WRITTEN EXERCISE - Reproduce the entries below in full, word for word.

☆ ☆ ☆ ☆ ☆ ☆ ☆

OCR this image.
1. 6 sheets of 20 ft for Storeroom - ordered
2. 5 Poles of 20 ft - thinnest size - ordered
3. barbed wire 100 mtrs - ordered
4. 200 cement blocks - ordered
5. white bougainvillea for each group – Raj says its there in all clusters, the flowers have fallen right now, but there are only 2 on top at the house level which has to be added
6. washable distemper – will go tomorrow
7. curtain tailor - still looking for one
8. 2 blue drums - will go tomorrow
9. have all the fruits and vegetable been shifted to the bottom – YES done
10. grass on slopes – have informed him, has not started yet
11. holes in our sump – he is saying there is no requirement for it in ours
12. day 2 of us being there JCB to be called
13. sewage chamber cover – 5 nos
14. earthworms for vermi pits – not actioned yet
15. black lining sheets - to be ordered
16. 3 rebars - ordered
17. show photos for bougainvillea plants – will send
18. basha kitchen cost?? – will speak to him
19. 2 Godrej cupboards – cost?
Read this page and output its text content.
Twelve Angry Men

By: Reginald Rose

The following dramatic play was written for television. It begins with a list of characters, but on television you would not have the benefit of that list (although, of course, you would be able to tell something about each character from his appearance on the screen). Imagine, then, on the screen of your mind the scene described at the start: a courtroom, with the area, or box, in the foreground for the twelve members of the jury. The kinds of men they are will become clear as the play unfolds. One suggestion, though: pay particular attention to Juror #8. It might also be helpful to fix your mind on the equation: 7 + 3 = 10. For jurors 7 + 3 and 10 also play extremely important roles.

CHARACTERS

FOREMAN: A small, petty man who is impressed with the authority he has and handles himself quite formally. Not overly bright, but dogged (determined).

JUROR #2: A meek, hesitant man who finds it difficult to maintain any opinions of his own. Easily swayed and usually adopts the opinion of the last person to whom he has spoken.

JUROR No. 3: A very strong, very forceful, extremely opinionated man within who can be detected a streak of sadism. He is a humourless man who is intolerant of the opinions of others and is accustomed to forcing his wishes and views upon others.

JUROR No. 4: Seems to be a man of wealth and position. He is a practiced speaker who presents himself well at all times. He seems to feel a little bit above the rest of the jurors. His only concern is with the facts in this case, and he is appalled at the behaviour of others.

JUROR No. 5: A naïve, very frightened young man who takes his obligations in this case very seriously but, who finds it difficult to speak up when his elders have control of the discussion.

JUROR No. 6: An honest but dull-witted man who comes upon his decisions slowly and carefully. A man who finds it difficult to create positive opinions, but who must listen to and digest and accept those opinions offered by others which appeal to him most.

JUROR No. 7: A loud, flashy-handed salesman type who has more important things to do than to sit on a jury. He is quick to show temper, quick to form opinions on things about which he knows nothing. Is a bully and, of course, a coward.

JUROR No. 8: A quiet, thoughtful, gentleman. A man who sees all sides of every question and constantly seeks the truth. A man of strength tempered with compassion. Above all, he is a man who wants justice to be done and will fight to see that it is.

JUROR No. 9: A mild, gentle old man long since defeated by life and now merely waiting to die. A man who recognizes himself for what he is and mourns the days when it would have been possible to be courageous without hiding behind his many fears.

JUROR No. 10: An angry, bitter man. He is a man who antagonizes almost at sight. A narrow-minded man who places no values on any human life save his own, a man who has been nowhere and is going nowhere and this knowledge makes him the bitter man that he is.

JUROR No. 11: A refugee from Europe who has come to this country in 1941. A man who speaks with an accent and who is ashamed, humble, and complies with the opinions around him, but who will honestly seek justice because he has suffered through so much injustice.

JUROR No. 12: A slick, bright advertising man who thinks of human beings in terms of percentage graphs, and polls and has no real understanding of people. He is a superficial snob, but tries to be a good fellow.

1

☆ ☆ ☆ ☆ ☆ ☆ ☆

CORRECT OUTPUT -
OCR this image.
1. 6 sheets of 20 ft for Storeroom - ordered
2. 5 Poles of 20 ft - thinnest size - ordered
3. barbed wire 100 mtrs - ordered
4. 200 cement blocks - ordered
5. white bougainvillea for each group – Raj says its there in all clusters, the flowers have fallen right now, but there are only 2 on top at the house level which has to be added
6. washable distemper – will go tomorrow
7. curtain tailor - still looking for one
8. 2 blue drums - will go tomorrow
9. have all the fruits and vegetable been shifted to the bottom – YES done
10. grass on slopes – have informed him, has not started yet
11. holes in our sump – he is saying there is no requirement for it in ours
12. day 2 of us being there JCB to be called
13. sewage chamber cover – 5 nos
14. earthworms for vermi pits – not actioned yet
15. black lining sheets - to be ordered
16. 3 rebars - ordered
17. show photos for bougainvillea plants – will send
18. basha kitchen cost?? – will speak to him
19. 2 Godrej cupboards – cost?
Read this page and output its text content.
Twelve Angry Men

By: Reginald Rose

The following dramatic play was written for television. It begins with a list of characters, but on television you would not have the benefit of that list (although, of course, you would be able to tell something about each character from his appearance on the screen). Imagine, then, on the screen of your mind the scene described at the start: a courtroom, with the area, or box, in the foreground for the twelve members of the jury. The kinds of men they are will become clear as the play unfolds. One suggestion, though: pay particular attention to Juror #8. It might also be helpful to fix your mind on the equation: 7 + 3 = 10. For jurors 7 + 3 and 10 also play extremely important roles.

CHARACTERS

FOREMAN: A small, petty man who is impressed with the authority he has and handles himself quite formally. Not overly bright, but dogged (determined).

JUROR #2: A meek, hesitant man who finds it difficult to maintain any opinions of his own. Easily swayed and usually adopts the opinion of the last person to whom he has spoken.

JUROR No. 3: A very strong, very forceful, extremely opinionated man within who can be detected a streak of sadism. He is a humourless man who is intolerant of the opinions of others and is accustomed to forcing his wishes and views upon others.

JUROR No. 4: Seems to be a man of wealth and position. He is a practiced speaker who presents himself well at all times. He seems to feel a little bit above the rest of the jurors. His only concern is with the facts in this case, and he is appalled at the behaviour of others.

JUROR No. 5: A naïve, very frightened young man who takes his obligations in this case very seriously but, who finds it difficult to speak up when his elders have control of the discussion.

JUROR No. 6: An honest but dull-witted man who comes upon his decisions slowly and carefully. A man who finds it difficult to create positive opinions, but who must listen to and digest and accept those opinions offered by others which appeal to him most.

JUROR No. 7: A loud, flashy-handed salesman type who has more important things to do than to sit on a jury. He is quick to show temper, quick to form opinions on things about which he knows nothing. Is a bully and, of course, a coward.

JUROR No. 8: A quiet, thoughtful, gentleman. A man who sees all sides of every question and constantly seeks the truth. A man of strength tempered with compassion. Above all, he is a man who wants justice to be done and will fight to see that it is.

JUROR No. 9: A mild, gentle old man long since defeated by life and now merely waiting to die. A man who recognizes himself for what he is and mourns the days when it would have been possible to be courageous without hiding behind his many fears.

JUROR No. 10: An angry, bitter man. He is a man who antagonizes almost at sight. A narrow-minded man who places no values on any human life save his own, a man who has been nowhere and is going nowhere and this knowledge makes him the bitter man that he is.

JUROR No. 11: A refugee from Europe who has come to this country in 1941. A man who speaks with an accent and who is ashamed, humble, and complies with the opinions around him, but who will honestly seek justice because he has suffered through so much injustice.

JUROR No. 12: A slick, bright advertising man who thinks of human beings in terms of percentage graphs, and polls and has no real understanding of people. He is a superficial snob, but tries to be a good fellow.

1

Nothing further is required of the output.